> [REQUIRED WORK]: Count every line below that contains "并配有满足教学", then state the total with no other output.

> [TASK DATA]:
§ §

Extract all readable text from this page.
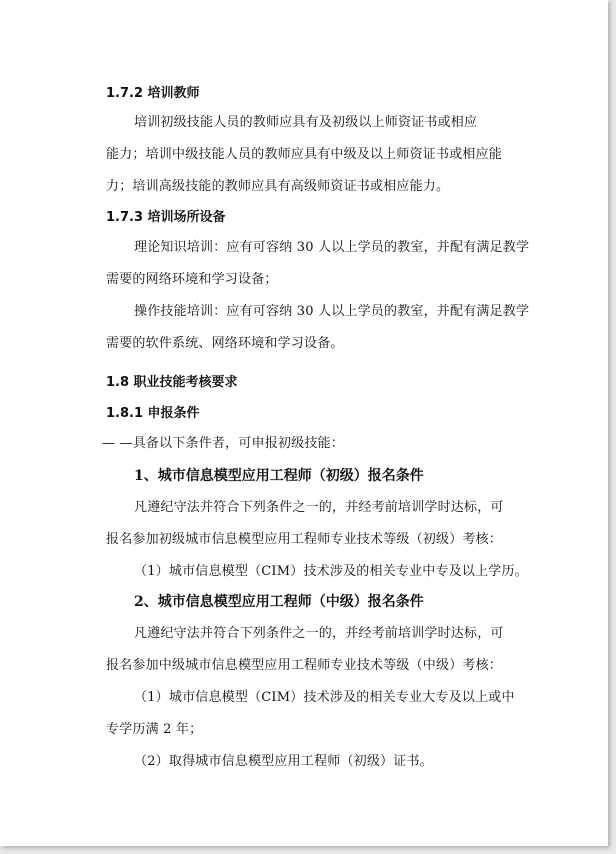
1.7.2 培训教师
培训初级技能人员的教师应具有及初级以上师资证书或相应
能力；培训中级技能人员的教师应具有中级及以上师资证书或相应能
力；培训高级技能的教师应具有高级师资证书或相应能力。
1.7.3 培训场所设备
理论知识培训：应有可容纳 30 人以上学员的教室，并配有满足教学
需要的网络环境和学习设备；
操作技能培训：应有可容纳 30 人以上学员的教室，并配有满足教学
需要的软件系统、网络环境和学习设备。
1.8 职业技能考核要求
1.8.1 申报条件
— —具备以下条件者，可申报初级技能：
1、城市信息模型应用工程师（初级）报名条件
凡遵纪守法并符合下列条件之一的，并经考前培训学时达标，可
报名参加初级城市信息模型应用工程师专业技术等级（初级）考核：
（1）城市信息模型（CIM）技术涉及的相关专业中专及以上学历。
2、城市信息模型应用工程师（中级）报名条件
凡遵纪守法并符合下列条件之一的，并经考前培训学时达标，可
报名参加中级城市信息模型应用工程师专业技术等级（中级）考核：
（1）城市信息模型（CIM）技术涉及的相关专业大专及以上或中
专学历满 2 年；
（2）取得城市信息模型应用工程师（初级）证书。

§ §

> [THE COMPLETED TASK]: 2